**Exercise input**
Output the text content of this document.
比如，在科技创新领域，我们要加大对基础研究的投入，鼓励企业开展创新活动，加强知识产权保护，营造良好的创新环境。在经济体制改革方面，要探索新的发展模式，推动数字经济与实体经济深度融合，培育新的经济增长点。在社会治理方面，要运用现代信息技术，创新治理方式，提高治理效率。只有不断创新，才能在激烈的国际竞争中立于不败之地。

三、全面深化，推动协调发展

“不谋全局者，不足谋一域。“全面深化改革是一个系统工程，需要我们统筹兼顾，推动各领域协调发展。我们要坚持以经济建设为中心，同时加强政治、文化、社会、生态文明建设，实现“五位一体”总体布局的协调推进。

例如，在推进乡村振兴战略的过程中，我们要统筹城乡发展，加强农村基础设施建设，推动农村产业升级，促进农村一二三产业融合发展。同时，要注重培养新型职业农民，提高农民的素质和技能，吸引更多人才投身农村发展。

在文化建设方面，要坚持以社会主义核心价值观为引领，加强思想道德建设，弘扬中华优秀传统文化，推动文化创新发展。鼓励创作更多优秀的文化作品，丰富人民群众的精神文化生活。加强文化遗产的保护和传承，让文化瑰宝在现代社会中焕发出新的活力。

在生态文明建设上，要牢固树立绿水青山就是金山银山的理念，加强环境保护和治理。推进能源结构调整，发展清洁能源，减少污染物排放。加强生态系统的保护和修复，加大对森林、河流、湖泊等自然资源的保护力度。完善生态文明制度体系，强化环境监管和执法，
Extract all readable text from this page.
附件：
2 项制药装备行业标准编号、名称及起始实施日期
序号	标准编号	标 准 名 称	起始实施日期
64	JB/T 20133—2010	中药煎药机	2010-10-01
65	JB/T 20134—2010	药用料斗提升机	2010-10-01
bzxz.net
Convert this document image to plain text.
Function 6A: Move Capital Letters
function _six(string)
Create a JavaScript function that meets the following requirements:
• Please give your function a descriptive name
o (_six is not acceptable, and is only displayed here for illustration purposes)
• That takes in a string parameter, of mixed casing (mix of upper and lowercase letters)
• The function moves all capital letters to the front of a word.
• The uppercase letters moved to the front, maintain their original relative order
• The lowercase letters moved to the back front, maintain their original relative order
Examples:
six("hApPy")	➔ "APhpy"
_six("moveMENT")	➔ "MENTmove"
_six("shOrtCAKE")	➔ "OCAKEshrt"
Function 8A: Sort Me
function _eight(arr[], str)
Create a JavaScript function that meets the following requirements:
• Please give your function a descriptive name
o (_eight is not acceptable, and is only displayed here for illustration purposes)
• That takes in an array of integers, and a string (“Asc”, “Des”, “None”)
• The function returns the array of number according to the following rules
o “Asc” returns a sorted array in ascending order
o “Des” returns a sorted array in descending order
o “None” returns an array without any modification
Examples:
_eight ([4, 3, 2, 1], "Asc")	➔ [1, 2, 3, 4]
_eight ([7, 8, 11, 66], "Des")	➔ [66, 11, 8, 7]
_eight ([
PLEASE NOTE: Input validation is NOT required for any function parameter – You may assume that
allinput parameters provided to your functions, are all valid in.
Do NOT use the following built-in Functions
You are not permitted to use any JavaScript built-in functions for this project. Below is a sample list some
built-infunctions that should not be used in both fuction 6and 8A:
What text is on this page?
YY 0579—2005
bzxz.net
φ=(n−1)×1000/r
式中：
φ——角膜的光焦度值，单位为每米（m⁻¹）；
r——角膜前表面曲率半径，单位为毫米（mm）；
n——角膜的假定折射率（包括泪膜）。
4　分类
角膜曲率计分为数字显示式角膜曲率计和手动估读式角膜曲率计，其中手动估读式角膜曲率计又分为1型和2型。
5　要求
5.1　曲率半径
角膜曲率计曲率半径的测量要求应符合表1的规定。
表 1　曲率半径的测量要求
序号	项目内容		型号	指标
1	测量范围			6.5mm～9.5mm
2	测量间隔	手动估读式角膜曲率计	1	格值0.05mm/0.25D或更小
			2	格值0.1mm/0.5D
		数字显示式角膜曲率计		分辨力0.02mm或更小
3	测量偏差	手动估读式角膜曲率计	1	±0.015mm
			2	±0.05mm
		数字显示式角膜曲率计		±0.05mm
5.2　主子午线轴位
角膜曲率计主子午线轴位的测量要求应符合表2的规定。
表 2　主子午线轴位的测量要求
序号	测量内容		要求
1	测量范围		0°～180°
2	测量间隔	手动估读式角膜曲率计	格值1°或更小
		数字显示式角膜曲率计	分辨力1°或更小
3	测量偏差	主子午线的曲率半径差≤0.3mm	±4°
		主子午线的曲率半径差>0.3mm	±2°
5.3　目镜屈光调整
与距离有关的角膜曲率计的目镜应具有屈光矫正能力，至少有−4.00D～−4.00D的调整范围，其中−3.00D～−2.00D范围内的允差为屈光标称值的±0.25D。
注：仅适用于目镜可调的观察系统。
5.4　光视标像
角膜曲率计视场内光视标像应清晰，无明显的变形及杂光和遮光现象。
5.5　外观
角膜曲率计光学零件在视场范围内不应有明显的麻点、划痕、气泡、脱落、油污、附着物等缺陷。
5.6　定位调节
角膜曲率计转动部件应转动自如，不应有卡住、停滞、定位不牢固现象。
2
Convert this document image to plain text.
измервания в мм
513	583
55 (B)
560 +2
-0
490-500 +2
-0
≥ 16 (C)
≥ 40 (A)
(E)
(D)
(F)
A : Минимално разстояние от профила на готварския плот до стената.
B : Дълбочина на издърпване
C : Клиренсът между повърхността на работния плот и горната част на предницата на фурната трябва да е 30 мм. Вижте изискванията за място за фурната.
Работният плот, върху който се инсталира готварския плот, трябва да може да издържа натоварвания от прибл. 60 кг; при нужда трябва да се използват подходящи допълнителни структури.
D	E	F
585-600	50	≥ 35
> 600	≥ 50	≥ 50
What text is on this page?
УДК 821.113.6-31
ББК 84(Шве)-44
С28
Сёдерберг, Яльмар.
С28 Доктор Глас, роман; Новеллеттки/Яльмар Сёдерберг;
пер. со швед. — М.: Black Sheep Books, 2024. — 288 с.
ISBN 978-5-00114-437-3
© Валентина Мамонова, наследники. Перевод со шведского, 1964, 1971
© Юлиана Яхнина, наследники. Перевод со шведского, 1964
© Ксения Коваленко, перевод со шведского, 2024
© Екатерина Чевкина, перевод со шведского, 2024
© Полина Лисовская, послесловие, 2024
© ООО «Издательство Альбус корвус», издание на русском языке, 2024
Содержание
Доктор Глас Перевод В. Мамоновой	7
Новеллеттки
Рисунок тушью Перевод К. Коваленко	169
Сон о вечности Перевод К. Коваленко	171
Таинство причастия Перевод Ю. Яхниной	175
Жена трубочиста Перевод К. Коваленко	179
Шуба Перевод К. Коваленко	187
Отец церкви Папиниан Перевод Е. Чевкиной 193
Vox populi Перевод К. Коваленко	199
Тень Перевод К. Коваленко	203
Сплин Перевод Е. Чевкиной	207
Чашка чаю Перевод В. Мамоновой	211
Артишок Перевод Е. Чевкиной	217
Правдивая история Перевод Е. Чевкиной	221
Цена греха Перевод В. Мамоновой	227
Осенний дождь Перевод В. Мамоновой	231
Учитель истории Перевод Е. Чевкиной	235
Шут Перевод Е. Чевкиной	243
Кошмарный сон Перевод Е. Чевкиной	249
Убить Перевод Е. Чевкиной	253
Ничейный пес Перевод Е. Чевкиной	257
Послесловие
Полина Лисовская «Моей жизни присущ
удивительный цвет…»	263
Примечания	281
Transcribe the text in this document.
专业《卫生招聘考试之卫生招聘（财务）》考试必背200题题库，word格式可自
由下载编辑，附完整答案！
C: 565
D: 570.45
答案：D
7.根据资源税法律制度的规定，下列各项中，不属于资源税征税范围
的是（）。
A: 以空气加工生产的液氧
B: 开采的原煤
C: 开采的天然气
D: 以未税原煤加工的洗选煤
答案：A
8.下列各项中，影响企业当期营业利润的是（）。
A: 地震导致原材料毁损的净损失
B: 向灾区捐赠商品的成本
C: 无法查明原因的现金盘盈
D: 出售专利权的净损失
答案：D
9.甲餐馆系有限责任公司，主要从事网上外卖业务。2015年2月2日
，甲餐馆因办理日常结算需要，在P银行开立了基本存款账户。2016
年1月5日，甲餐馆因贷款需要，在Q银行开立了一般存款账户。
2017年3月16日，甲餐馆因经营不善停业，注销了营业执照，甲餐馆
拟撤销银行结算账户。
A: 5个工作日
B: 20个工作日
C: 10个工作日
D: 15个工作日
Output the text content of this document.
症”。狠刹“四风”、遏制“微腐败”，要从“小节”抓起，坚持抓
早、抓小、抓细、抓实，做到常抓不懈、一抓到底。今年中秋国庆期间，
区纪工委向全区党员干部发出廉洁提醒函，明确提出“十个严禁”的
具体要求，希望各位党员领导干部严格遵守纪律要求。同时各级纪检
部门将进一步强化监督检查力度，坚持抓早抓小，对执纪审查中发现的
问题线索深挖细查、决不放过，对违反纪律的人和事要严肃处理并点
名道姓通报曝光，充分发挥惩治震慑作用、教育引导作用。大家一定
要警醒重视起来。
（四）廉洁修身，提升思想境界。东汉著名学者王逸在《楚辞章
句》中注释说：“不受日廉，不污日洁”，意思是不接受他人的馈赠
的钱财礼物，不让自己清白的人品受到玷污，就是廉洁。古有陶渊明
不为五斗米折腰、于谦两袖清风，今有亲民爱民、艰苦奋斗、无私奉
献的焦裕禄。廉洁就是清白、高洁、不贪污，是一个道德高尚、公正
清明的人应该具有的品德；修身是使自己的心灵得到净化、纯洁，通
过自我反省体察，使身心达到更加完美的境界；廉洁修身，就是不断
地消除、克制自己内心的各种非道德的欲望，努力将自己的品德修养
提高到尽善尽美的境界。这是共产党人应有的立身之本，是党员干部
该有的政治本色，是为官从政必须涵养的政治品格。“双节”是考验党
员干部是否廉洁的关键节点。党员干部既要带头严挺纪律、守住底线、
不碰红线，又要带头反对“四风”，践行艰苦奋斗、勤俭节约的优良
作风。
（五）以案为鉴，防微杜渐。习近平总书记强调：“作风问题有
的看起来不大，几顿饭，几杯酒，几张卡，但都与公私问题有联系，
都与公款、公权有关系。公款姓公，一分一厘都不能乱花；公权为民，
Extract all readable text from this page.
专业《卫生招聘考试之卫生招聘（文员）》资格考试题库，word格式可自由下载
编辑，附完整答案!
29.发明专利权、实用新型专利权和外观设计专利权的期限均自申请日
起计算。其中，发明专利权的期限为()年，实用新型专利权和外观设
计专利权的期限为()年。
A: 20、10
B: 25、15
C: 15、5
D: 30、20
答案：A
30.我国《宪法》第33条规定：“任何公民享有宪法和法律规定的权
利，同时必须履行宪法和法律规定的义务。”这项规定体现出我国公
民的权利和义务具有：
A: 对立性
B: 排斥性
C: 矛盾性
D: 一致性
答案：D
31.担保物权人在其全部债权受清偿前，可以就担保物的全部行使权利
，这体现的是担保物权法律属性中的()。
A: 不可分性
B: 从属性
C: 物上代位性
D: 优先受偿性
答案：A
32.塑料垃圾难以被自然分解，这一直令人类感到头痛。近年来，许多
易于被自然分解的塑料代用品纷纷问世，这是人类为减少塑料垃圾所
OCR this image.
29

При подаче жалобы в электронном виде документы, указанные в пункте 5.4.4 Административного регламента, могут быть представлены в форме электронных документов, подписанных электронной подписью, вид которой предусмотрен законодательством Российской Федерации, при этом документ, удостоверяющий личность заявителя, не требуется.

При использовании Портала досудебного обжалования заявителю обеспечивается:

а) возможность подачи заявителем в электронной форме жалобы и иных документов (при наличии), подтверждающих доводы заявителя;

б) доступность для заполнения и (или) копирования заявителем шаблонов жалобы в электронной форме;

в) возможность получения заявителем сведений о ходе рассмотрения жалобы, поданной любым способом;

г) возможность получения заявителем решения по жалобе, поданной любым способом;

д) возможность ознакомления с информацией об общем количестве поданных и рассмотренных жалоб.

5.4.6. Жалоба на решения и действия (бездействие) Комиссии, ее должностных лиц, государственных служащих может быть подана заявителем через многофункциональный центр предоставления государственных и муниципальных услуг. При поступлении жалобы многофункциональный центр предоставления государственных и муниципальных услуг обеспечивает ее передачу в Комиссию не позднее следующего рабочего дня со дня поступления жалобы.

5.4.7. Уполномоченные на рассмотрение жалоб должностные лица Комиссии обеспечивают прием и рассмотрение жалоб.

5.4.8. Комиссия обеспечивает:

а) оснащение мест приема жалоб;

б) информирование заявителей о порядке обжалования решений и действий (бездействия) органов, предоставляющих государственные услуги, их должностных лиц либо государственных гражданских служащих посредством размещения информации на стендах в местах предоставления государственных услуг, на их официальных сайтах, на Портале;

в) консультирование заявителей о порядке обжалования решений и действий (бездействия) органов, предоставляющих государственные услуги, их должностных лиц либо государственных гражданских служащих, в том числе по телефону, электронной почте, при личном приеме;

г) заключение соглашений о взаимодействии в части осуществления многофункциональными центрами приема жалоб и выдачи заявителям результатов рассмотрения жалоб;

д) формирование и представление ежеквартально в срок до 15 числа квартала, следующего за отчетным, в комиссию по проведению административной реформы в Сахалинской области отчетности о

**Requirement**
In the listing, find every line containing the word "решений" and list it.

**Response to this exercise**
б) информирование заявителей о порядке обжалования решений и действий (бездействия) органов, предоставляющих государственные услуги, их должностных лиц либо государственных гражданских служащих посредством размещения информации на стендах в местах предоставления государственных услуг, на их официальных сайтах, на Портале;
в) консультирование заявителей о порядке обжалования решений и действий (бездействия) органов, предоставляющих государственные услуги, их должностных лиц либо государственных гражданских служащих, в том числе по телефону, электронной почте, при личном приеме;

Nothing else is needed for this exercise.